Data supplied –
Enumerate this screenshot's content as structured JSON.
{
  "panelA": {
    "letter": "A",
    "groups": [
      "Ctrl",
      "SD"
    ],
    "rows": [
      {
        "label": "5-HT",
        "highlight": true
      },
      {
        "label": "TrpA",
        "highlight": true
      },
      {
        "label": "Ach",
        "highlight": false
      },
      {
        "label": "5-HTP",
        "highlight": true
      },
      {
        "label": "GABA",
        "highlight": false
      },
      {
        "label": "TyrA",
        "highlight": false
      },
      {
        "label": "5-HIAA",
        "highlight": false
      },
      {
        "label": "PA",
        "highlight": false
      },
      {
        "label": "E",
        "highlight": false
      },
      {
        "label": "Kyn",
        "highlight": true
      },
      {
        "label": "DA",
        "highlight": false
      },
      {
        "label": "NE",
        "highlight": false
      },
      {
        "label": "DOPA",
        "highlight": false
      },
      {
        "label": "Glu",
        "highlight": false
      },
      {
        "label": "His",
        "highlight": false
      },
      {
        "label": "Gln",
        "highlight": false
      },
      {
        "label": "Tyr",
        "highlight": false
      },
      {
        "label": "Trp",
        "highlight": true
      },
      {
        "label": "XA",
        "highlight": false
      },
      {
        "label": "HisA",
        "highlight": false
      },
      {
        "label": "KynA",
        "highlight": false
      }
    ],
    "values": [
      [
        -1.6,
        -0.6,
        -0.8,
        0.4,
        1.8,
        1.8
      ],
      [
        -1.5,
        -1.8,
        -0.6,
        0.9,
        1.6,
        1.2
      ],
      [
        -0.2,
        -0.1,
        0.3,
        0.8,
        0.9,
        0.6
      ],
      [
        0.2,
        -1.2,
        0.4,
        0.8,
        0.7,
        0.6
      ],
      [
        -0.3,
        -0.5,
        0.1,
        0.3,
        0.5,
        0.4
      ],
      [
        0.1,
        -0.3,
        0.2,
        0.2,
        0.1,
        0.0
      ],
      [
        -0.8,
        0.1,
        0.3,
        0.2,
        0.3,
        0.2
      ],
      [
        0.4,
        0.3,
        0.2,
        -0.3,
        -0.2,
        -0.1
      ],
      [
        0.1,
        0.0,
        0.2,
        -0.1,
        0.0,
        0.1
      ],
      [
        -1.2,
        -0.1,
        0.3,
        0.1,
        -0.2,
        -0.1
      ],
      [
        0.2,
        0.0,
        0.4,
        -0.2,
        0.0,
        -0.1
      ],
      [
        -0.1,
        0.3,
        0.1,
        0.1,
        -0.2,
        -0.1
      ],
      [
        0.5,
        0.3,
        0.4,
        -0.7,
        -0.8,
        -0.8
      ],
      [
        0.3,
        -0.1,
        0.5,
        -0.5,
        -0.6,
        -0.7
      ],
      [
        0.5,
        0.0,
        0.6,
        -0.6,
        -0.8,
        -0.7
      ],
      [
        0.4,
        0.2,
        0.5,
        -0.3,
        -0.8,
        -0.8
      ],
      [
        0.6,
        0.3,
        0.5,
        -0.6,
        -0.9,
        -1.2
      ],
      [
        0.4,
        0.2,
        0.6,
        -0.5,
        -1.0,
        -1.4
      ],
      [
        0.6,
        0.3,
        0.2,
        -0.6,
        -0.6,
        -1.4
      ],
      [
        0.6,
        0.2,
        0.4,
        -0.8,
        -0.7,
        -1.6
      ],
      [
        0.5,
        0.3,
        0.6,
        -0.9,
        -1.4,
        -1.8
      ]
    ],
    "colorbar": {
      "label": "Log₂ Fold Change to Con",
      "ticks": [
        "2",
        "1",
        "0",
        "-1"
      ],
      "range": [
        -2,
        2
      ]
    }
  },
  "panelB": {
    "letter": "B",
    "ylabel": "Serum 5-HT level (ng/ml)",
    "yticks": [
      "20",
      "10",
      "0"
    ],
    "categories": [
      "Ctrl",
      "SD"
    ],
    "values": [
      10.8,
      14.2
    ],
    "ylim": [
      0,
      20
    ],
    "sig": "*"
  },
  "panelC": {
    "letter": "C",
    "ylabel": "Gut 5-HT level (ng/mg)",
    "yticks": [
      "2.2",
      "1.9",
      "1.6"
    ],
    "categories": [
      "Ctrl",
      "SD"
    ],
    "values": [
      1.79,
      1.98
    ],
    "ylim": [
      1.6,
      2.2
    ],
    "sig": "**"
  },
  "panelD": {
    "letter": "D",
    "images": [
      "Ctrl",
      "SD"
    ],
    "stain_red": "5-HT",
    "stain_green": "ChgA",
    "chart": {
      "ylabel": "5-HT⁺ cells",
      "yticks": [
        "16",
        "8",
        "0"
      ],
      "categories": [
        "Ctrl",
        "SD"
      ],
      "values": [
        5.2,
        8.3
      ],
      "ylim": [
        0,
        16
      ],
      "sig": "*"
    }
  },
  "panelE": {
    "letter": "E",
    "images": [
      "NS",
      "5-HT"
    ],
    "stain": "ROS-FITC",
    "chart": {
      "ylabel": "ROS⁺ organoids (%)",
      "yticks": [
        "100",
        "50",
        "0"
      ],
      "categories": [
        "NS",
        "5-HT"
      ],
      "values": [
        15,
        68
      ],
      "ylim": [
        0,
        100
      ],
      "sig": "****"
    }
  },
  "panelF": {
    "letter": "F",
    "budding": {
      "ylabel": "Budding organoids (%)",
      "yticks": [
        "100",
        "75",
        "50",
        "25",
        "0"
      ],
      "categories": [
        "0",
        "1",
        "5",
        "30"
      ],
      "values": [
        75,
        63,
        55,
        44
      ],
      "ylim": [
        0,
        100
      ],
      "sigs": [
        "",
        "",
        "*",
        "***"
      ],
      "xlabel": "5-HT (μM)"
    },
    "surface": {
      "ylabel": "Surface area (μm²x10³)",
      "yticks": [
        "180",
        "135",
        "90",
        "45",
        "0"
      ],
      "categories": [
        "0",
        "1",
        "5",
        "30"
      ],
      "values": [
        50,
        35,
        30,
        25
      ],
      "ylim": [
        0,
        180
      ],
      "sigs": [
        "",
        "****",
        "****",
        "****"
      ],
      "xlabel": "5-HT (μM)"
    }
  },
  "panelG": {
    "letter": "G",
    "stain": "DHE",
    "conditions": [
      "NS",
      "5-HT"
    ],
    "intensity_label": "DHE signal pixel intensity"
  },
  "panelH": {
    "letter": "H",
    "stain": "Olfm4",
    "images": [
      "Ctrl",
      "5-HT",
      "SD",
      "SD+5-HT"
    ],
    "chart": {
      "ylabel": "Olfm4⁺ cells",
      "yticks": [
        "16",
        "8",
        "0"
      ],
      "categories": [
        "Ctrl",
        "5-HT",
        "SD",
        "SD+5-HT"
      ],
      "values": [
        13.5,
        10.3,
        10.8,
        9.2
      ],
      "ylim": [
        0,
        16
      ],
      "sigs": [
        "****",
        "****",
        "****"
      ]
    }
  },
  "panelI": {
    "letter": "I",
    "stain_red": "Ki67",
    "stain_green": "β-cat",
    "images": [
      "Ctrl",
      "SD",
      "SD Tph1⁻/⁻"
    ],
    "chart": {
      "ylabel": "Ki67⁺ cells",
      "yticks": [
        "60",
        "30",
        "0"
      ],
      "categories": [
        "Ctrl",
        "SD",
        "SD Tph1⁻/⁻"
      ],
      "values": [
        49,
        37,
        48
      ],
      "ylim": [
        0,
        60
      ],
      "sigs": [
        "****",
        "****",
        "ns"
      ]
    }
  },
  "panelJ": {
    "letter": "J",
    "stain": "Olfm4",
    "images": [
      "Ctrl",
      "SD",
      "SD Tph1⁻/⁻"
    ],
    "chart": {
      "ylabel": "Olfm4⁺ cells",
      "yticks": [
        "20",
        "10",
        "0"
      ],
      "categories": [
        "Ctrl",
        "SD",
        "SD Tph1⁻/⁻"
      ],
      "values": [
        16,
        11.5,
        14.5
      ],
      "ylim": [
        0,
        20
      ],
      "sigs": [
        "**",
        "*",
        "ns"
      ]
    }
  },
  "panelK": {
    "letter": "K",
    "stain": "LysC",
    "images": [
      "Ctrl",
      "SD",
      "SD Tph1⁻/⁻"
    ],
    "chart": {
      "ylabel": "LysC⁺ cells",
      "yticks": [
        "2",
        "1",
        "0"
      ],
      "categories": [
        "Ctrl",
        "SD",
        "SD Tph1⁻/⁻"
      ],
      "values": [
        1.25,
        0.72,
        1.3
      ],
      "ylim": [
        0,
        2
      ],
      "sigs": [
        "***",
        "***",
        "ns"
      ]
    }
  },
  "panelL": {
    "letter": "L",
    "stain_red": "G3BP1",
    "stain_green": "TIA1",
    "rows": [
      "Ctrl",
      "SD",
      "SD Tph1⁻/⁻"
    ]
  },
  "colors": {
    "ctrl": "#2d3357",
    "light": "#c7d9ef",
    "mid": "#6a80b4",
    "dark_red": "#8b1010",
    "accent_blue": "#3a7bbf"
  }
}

Task to complete – Return each line of the records above in which the word "ylabel" occurs.

Answer –
    "ylabel": "Serum 5-HT level (ng/ml)",
    "ylabel": "Gut 5-HT level (ng/mg)",
      "ylabel": "5-HT⁺ cells",
      "ylabel": "ROS⁺ organoids (%)",
      "ylabel": "Budding organoids (%)",
      "ylabel": "Surface area (μm²x10³)",
      "ylabel": "Olfm4⁺ cells",
      "ylabel": "Ki67⁺ cells",
      "ylabel": "Olfm4⁺ cells",
      "ylabel": "LysC⁺ cells",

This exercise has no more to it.